Aangeleverde gegevens:
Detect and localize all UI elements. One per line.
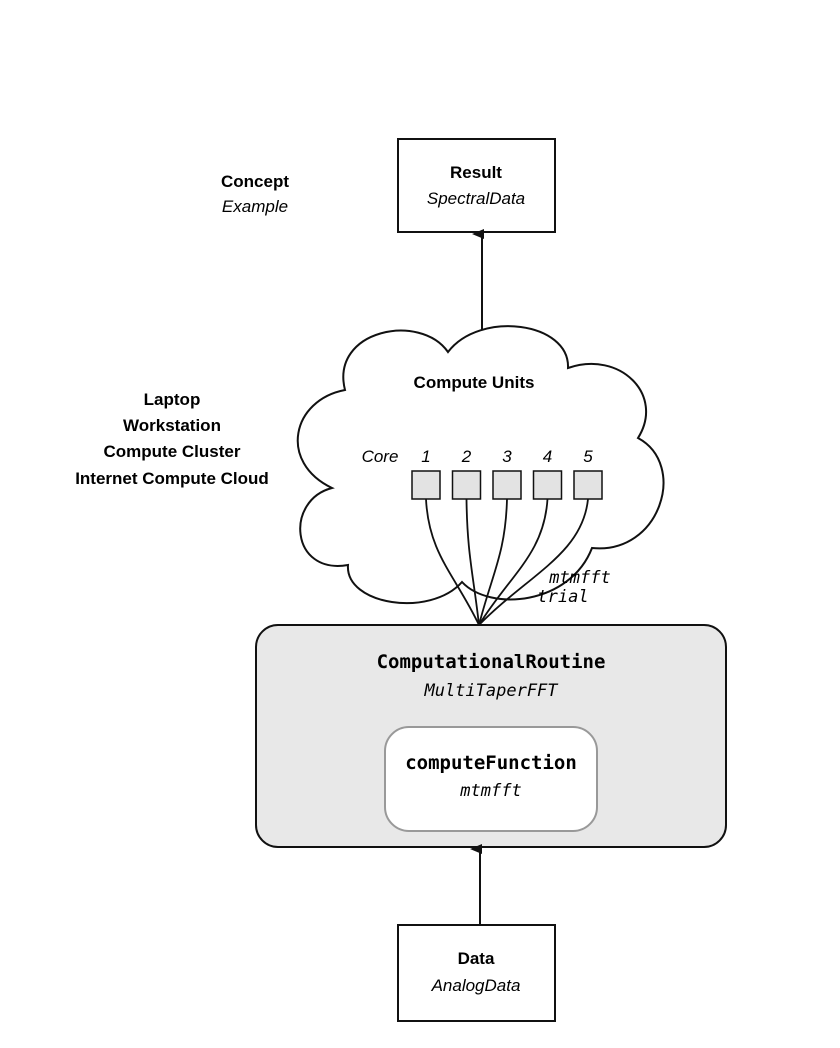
core-wire-1 bbox=[425, 498, 480, 626]
platform-laptop: Laptop bbox=[144, 390, 201, 409]
edge-label-unit: trial bbox=[537, 587, 588, 607]
edge-label-function: mtmfft bbox=[548, 568, 610, 588]
core-label: Core bbox=[362, 447, 399, 466]
platform-workstation: Workstation bbox=[123, 416, 221, 435]
core-wire-5 bbox=[478, 498, 589, 626]
core-box-3 bbox=[492, 470, 522, 500]
core-box-5 bbox=[573, 470, 603, 500]
function-title: computeFunction bbox=[405, 752, 577, 774]
core-number-5: 5 bbox=[583, 447, 593, 466]
result-subtitle: SpectralData bbox=[427, 189, 525, 208]
core-wire-3 bbox=[478, 498, 508, 626]
core-box-1 bbox=[411, 470, 441, 500]
core-connections bbox=[425, 498, 589, 626]
cloud-title: Compute Units bbox=[414, 373, 535, 392]
core-box-4 bbox=[532, 470, 563, 500]
core-number-4: 4 bbox=[543, 447, 552, 466]
legend-concept-label: Concept bbox=[221, 172, 289, 191]
data-box: Data AnalogData bbox=[397, 924, 556, 1022]
core-number-2: 2 bbox=[461, 447, 472, 466]
platform-compute-cluster: Compute Cluster bbox=[104, 442, 241, 461]
function-subtitle: mtmfft bbox=[459, 781, 521, 801]
core-number-1: 1 bbox=[421, 447, 430, 466]
cores: 1 2 3 4 5 bbox=[411, 447, 603, 500]
platform-internet-cloud: Internet Compute Cloud bbox=[75, 469, 269, 488]
data-title: Data bbox=[458, 949, 495, 968]
core-wire-4 bbox=[478, 498, 549, 626]
routine-subtitle: MultiTaperFFT bbox=[423, 681, 559, 701]
platforms-list: Laptop Workstation Compute Cluster Inter… bbox=[75, 390, 269, 488]
data-subtitle: AnalogData bbox=[431, 976, 521, 995]
result-box: Result SpectralData bbox=[397, 138, 556, 233]
compute-function-box: computeFunction mtmfft bbox=[384, 726, 598, 832]
routine-title: ComputationalRoutine bbox=[377, 651, 606, 673]
compute-units-cloud: Compute Units Core bbox=[296, 325, 665, 605]
core-number-3: 3 bbox=[502, 447, 512, 466]
core-box-2 bbox=[451, 470, 482, 500]
legend-example-label: Example bbox=[222, 197, 288, 216]
core-wire-2 bbox=[465, 498, 480, 626]
result-title: Result bbox=[450, 163, 502, 182]
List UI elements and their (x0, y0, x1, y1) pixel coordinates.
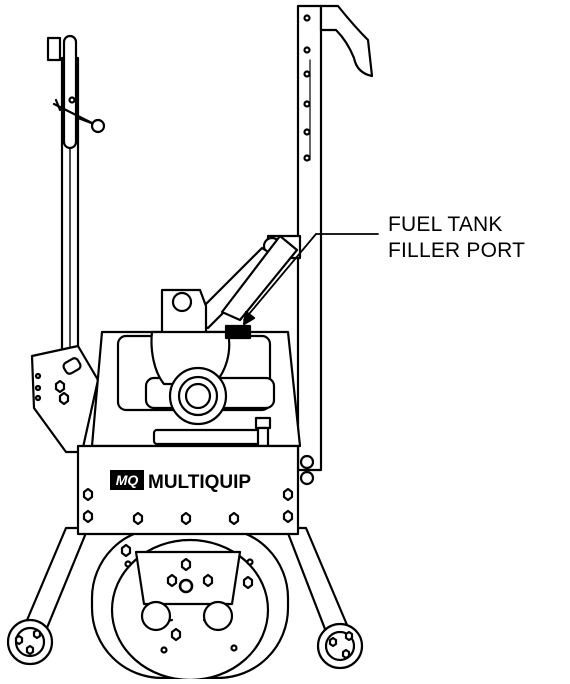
callout-line-2: FILLER PORT (388, 239, 526, 262)
brand-name-text: MULTIQUIP (148, 472, 251, 493)
engine (90, 288, 302, 448)
multiquip-logo: MQ MULTIQUIP (110, 470, 251, 493)
left-caster-wheel (6, 618, 54, 666)
right-handle (296, 4, 374, 486)
logo-mark-text: MQ (116, 472, 139, 488)
fuel-tank-filler-port-callout: FUEL TANK FILLER PORT (388, 212, 525, 264)
right-caster-wheel (316, 622, 364, 670)
left-frame-plate (30, 344, 100, 454)
front-drum (90, 526, 290, 682)
support-link (188, 234, 302, 330)
callout-line-1: FUEL TANK (388, 213, 503, 236)
left-handle (46, 34, 106, 360)
fuel-filler-cap (224, 324, 252, 340)
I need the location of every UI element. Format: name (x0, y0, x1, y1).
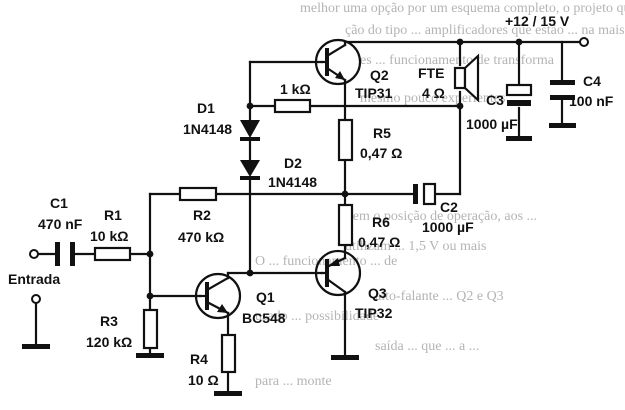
r3-label: R3 (100, 313, 118, 329)
q3-part: TIP32 (355, 305, 393, 321)
transistor-q1: Q1 BC548 (194, 272, 286, 326)
c3-label: C3 (486, 92, 504, 108)
bg-line-5: Sem o posição de operação, aos ... (345, 209, 537, 224)
c3-value: 1000 µF (466, 116, 518, 132)
capacitor-c1: C1 470 nF (38, 195, 83, 266)
bg-line-10: usado ... possibilidade (255, 309, 379, 324)
bg-line-7: alto-falante ... Q2 e Q3 (375, 289, 504, 304)
bg-line-3: es ... funcionamento de transforma (360, 53, 555, 68)
input-label: Entrada (8, 271, 60, 287)
input-terminals: Entrada (8, 249, 60, 349)
r2-label: R2 (193, 207, 211, 223)
bg-line-2: ção do tipo ... amplificadores que estão… (345, 23, 625, 38)
bg-line-8: saída ... que ... a ... (375, 339, 479, 354)
supply-label: +12 / 15 V (505, 13, 570, 29)
diode-d1: D1 1N4148 (183, 100, 260, 141)
capacitor-c2: C2 1000 µF (413, 182, 474, 235)
ground-c4 (549, 123, 576, 128)
fte-label: FTE (418, 65, 444, 81)
c2-label: C2 (440, 199, 458, 215)
c4-value: 100 nF (569, 93, 614, 109)
d2-part: 1N4148 (268, 174, 317, 190)
resistor-1k: 1 kΩ (273, 81, 312, 114)
capacitor-c3: C3 1000 µF (466, 83, 533, 141)
supply-terminal: +12 / 15 V (505, 13, 589, 47)
c1-label: C1 (50, 195, 68, 211)
resistor-r5: R5 0,47 Ω (337, 118, 402, 162)
r2-value: 470 kΩ (178, 229, 224, 245)
c2-value: 1000 µF (422, 219, 474, 235)
ground-q3 (331, 355, 359, 360)
q2-part: TIP31 (355, 85, 393, 101)
ground-r3 (136, 353, 164, 358)
capacitor-c4: C4 100 nF (549, 73, 614, 128)
r6-label: R6 (372, 214, 390, 230)
r5-value: 0,47 Ω (360, 145, 402, 161)
r6-value: 0,47 Ω (358, 234, 400, 250)
bg-line-11: para ... monte (255, 374, 332, 389)
q1-part: BC548 (242, 310, 286, 326)
diode-d2: D2 1N4148 (240, 155, 317, 190)
transistor-q3: Q3 TIP32 (314, 249, 393, 321)
r1-label: R1 (104, 207, 122, 223)
wires (34, 40, 582, 395)
speaker-fte: FTE 4 Ω (418, 53, 480, 103)
bg-line-4: mesmo pouco experientes (360, 91, 505, 106)
ground-r4 (214, 391, 242, 396)
r4-label: R4 (190, 351, 208, 367)
transistor-q2: Q2 TIP31 (314, 38, 393, 101)
r3-value: 120 kΩ (86, 334, 132, 350)
d1-part: 1N4148 (183, 121, 232, 137)
q2-label: Q2 (370, 67, 389, 83)
c1-value: 470 nF (38, 216, 83, 232)
resistor-r6: R6 0,47 Ω (337, 203, 400, 250)
ground-input (22, 344, 50, 349)
resistor-r1: R1 10 kΩ (90, 207, 132, 262)
r1-value: 10 kΩ (90, 228, 128, 244)
resistor-r3: R3 120 kΩ (86, 308, 164, 358)
bg-line-6: utilizam ... 1,5 V ou mais (345, 239, 486, 254)
ground-c3 (506, 136, 532, 141)
r5-label: R5 (373, 125, 391, 141)
resistor-r2: R2 470 kΩ (178, 186, 224, 245)
junctions (146, 38, 523, 300)
c4-label: C4 (583, 73, 601, 89)
d1-label: D1 (197, 100, 215, 116)
resistor-r4: R4 10 Ω (188, 333, 242, 396)
rtop-value: 1 kΩ (280, 81, 311, 97)
fte-value: 4 Ω (422, 85, 445, 101)
q1-label: Q1 (256, 289, 275, 305)
q3-label: Q3 (368, 285, 387, 301)
r4-value: 10 Ω (188, 372, 219, 388)
d2-label: D2 (284, 155, 302, 171)
bg-line-1: melhor uma opção por um esquema completo… (300, 1, 625, 16)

Taakinstructies: Neem alle regels uit de gegevens hierboven letterlijk over. Laat de afbeeldingen daarbij weg.

Volledig antwoord:
Detect and localize all UI elements. One per line.
core-wire-1 bbox=[425, 498, 480, 626]
platform-laptop: Laptop bbox=[144, 390, 201, 409]
edge-label-unit: trial bbox=[537, 587, 588, 607]
edge-label-function: mtmfft bbox=[548, 568, 610, 588]
core-label: Core bbox=[362, 447, 399, 466]
platform-workstation: Workstation bbox=[123, 416, 221, 435]
core-wire-5 bbox=[478, 498, 589, 626]
core-box-3 bbox=[492, 470, 522, 500]
core-box-5 bbox=[573, 470, 603, 500]
function-title: computeFunction bbox=[405, 752, 577, 774]
core-number-5: 5 bbox=[583, 447, 593, 466]
result-subtitle: SpectralData bbox=[427, 189, 525, 208]
core-wire-3 bbox=[478, 498, 508, 626]
core-box-1 bbox=[411, 470, 441, 500]
core-connections bbox=[425, 498, 589, 626]
cloud-title: Compute Units bbox=[414, 373, 535, 392]
core-box-4 bbox=[532, 470, 563, 500]
core-number-4: 4 bbox=[543, 447, 552, 466]
legend-concept-label: Concept bbox=[221, 172, 289, 191]
data-box: Data AnalogData bbox=[397, 924, 556, 1022]
core-number-2: 2 bbox=[461, 447, 472, 466]
platform-compute-cluster: Compute Cluster bbox=[104, 442, 241, 461]
function-subtitle: mtmfft bbox=[459, 781, 521, 801]
core-number-1: 1 bbox=[421, 447, 430, 466]
cores: 1 2 3 4 5 bbox=[411, 447, 603, 500]
platform-internet-cloud: Internet Compute Cloud bbox=[75, 469, 269, 488]
data-title: Data bbox=[458, 949, 495, 968]
core-wire-4 bbox=[478, 498, 549, 626]
routine-subtitle: MultiTaperFFT bbox=[423, 681, 559, 701]
platforms-list: Laptop Workstation Compute Cluster Inter… bbox=[75, 390, 269, 488]
data-subtitle: AnalogData bbox=[431, 976, 521, 995]
result-box: Result SpectralData bbox=[397, 138, 556, 233]
compute-function-box: computeFunction mtmfft bbox=[384, 726, 598, 832]
routine-title: ComputationalRoutine bbox=[377, 651, 606, 673]
compute-units-cloud: Compute Units Core bbox=[296, 325, 665, 605]
core-number-3: 3 bbox=[502, 447, 512, 466]
core-box-2 bbox=[451, 470, 482, 500]
legend-example-label: Example bbox=[222, 197, 288, 216]
core-wire-2 bbox=[465, 498, 480, 626]
result-title: Result bbox=[450, 163, 502, 182]
List UI elements and their (x0, y0, x1, y1) pixel coordinates.
callout-line-2: FILLER PORT (388, 239, 526, 262)
brand-name-text: MULTIQUIP (148, 472, 251, 493)
engine (90, 288, 302, 448)
multiquip-logo: MQ MULTIQUIP (110, 470, 251, 493)
left-caster-wheel (6, 618, 54, 666)
right-handle (296, 4, 374, 486)
logo-mark-text: MQ (116, 472, 139, 488)
fuel-tank-filler-port-callout: FUEL TANK FILLER PORT (388, 212, 525, 264)
right-caster-wheel (316, 622, 364, 670)
left-frame-plate (30, 344, 100, 454)
front-drum (90, 526, 290, 682)
support-link (188, 234, 302, 330)
callout-line-1: FUEL TANK (388, 213, 503, 236)
left-handle (46, 34, 106, 360)
fuel-filler-cap (224, 324, 252, 340)
I need the location of every UI element. Format: name (x0, y0, x1, y1).
r3-label: R3 (100, 313, 118, 329)
q3-part: TIP32 (355, 305, 393, 321)
transistor-q1: Q1 BC548 (194, 272, 286, 326)
c3-label: C3 (486, 92, 504, 108)
bg-line-5: Sem o posição de operação, aos ... (345, 209, 537, 224)
c3-value: 1000 µF (466, 116, 518, 132)
capacitor-c1: C1 470 nF (38, 195, 83, 266)
bg-line-10: usado ... possibilidade (255, 309, 379, 324)
bg-line-7: alto-falante ... Q2 e Q3 (375, 289, 504, 304)
bg-line-3: es ... funcionamento de transforma (360, 53, 555, 68)
input-label: Entrada (8, 271, 60, 287)
input-terminals: Entrada (8, 249, 60, 349)
r2-label: R2 (193, 207, 211, 223)
bg-line-2: ção do tipo ... amplificadores que estão… (345, 23, 625, 38)
bg-line-8: saída ... que ... a ... (375, 339, 479, 354)
supply-label: +12 / 15 V (505, 13, 570, 29)
diode-d1: D1 1N4148 (183, 100, 260, 141)
capacitor-c2: C2 1000 µF (413, 182, 474, 235)
ground-c4 (549, 123, 576, 128)
fte-label: FTE (418, 65, 444, 81)
c2-label: C2 (440, 199, 458, 215)
c4-value: 100 nF (569, 93, 614, 109)
d2-part: 1N4148 (268, 174, 317, 190)
resistor-1k: 1 kΩ (273, 81, 312, 114)
capacitor-c3: C3 1000 µF (466, 83, 533, 141)
supply-terminal: +12 / 15 V (505, 13, 589, 47)
c1-label: C1 (50, 195, 68, 211)
resistor-r5: R5 0,47 Ω (337, 118, 402, 162)
r2-value: 470 kΩ (178, 229, 224, 245)
c2-value: 1000 µF (422, 219, 474, 235)
ground-q3 (331, 355, 359, 360)
q2-part: TIP31 (355, 85, 393, 101)
ground-r3 (136, 353, 164, 358)
capacitor-c4: C4 100 nF (549, 73, 614, 128)
r6-label: R6 (372, 214, 390, 230)
r5-value: 0,47 Ω (360, 145, 402, 161)
r6-value: 0,47 Ω (358, 234, 400, 250)
bg-line-11: para ... monte (255, 374, 332, 389)
q1-part: BC548 (242, 310, 286, 326)
diode-d2: D2 1N4148 (240, 155, 317, 190)
transistor-q3: Q3 TIP32 (314, 249, 393, 321)
r1-label: R1 (104, 207, 122, 223)
wires (34, 40, 582, 395)
speaker-fte: FTE 4 Ω (418, 53, 480, 103)
bg-line-4: mesmo pouco experientes (360, 91, 505, 106)
ground-r4 (214, 391, 242, 396)
r4-label: R4 (190, 351, 208, 367)
transistor-q2: Q2 TIP31 (314, 38, 393, 101)
r3-value: 120 kΩ (86, 334, 132, 350)
d1-part: 1N4148 (183, 121, 232, 137)
q2-label: Q2 (370, 67, 389, 83)
c1-value: 470 nF (38, 216, 83, 232)
resistor-r6: R6 0,47 Ω (337, 203, 400, 250)
ground-input (22, 344, 50, 349)
resistor-r1: R1 10 kΩ (90, 207, 132, 262)
r1-value: 10 kΩ (90, 228, 128, 244)
resistor-r3: R3 120 kΩ (86, 308, 164, 358)
bg-line-6: utilizam ... 1,5 V ou mais (345, 239, 486, 254)
ground-c3 (506, 136, 532, 141)
r5-label: R5 (373, 125, 391, 141)
resistor-r2: R2 470 kΩ (178, 186, 224, 245)
junctions (146, 38, 523, 300)
c4-label: C4 (583, 73, 601, 89)
d1-label: D1 (197, 100, 215, 116)
resistor-r4: R4 10 Ω (188, 333, 242, 396)
rtop-value: 1 kΩ (280, 81, 311, 97)
fte-value: 4 Ω (422, 85, 445, 101)
q1-label: Q1 (256, 289, 275, 305)
q3-label: Q3 (368, 285, 387, 301)
r4-value: 10 Ω (188, 372, 219, 388)
d2-label: D2 (284, 155, 302, 171)
bg-line-1: melhor uma opção por um esquema completo… (300, 1, 625, 16)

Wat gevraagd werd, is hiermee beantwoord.